Start MATERIAL TO PROCESS

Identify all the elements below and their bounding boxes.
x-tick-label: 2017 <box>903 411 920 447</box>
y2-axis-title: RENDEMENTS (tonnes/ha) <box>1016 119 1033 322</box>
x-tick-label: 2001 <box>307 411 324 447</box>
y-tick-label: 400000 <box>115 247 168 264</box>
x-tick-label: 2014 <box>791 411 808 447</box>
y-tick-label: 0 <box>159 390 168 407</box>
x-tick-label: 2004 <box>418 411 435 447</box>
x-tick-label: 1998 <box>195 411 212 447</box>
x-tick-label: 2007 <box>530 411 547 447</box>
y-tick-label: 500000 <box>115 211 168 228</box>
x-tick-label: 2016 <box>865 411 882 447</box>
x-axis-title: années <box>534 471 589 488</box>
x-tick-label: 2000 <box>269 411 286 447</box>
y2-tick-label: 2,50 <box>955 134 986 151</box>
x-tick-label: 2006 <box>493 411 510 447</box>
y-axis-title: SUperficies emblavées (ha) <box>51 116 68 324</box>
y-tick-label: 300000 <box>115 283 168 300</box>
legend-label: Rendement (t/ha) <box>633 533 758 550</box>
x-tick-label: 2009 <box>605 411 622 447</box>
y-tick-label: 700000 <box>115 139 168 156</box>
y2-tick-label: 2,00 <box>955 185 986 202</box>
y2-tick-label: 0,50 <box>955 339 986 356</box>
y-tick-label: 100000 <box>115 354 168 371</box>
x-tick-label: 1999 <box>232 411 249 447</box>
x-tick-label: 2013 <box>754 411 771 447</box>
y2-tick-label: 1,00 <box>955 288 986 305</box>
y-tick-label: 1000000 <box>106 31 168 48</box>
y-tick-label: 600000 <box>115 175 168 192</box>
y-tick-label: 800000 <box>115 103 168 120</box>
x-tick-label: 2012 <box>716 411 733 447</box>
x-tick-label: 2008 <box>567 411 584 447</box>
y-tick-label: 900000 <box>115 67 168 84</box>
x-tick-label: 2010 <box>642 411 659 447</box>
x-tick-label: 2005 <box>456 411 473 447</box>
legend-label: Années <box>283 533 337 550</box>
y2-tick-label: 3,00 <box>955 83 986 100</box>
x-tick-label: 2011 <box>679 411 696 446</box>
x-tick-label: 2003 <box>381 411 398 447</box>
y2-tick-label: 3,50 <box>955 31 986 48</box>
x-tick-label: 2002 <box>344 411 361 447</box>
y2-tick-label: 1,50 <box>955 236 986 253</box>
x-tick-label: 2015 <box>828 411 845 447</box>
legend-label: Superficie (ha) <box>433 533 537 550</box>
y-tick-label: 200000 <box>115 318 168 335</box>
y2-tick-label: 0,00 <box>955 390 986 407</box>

End MATERIAL TO PROCESS

YOUR INSTRUCTIONS ▸
Pull out every line of the items above and reproduce each one word for word, leaving nothing out.

ANSWER IN FULL ▸
Identify all the elements below and their bounding boxes.
x-tick-label: 2017 <box>903 411 920 447</box>
y2-axis-title: RENDEMENTS (tonnes/ha) <box>1016 119 1033 322</box>
x-tick-label: 2001 <box>307 411 324 447</box>
y-tick-label: 400000 <box>115 247 168 264</box>
x-tick-label: 2014 <box>791 411 808 447</box>
y-tick-label: 0 <box>159 390 168 407</box>
x-tick-label: 2004 <box>418 411 435 447</box>
x-tick-label: 1998 <box>195 411 212 447</box>
x-tick-label: 2007 <box>530 411 547 447</box>
y-tick-label: 500000 <box>115 211 168 228</box>
x-tick-label: 2016 <box>865 411 882 447</box>
x-axis-title: années <box>534 471 589 488</box>
x-tick-label: 2000 <box>269 411 286 447</box>
y2-tick-label: 2,50 <box>955 134 986 151</box>
x-tick-label: 2006 <box>493 411 510 447</box>
y-axis-title: SUperficies emblavées (ha) <box>51 116 68 324</box>
y-tick-label: 300000 <box>115 283 168 300</box>
legend-label: Rendement (t/ha) <box>633 533 758 550</box>
x-tick-label: 2009 <box>605 411 622 447</box>
y-tick-label: 700000 <box>115 139 168 156</box>
y2-tick-label: 2,00 <box>955 185 986 202</box>
y2-tick-label: 0,50 <box>955 339 986 356</box>
y-tick-label: 100000 <box>115 354 168 371</box>
x-tick-label: 1999 <box>232 411 249 447</box>
x-tick-label: 2013 <box>754 411 771 447</box>
y2-tick-label: 1,00 <box>955 288 986 305</box>
y-tick-label: 1000000 <box>106 31 168 48</box>
y-tick-label: 600000 <box>115 175 168 192</box>
y-tick-label: 800000 <box>115 103 168 120</box>
x-tick-label: 2012 <box>716 411 733 447</box>
x-tick-label: 2008 <box>567 411 584 447</box>
y-tick-label: 900000 <box>115 67 168 84</box>
x-tick-label: 2010 <box>642 411 659 447</box>
x-tick-label: 2005 <box>456 411 473 447</box>
legend-label: Années <box>283 533 337 550</box>
y2-tick-label: 3,00 <box>955 83 986 100</box>
x-tick-label: 2011 <box>679 411 696 446</box>
x-tick-label: 2003 <box>381 411 398 447</box>
y2-tick-label: 3,50 <box>955 31 986 48</box>
x-tick-label: 2002 <box>344 411 361 447</box>
y2-tick-label: 1,50 <box>955 236 986 253</box>
x-tick-label: 2015 <box>828 411 845 447</box>
legend-label: Superficie (ha) <box>433 533 537 550</box>
y-tick-label: 200000 <box>115 318 168 335</box>
y2-tick-label: 0,00 <box>955 390 986 407</box>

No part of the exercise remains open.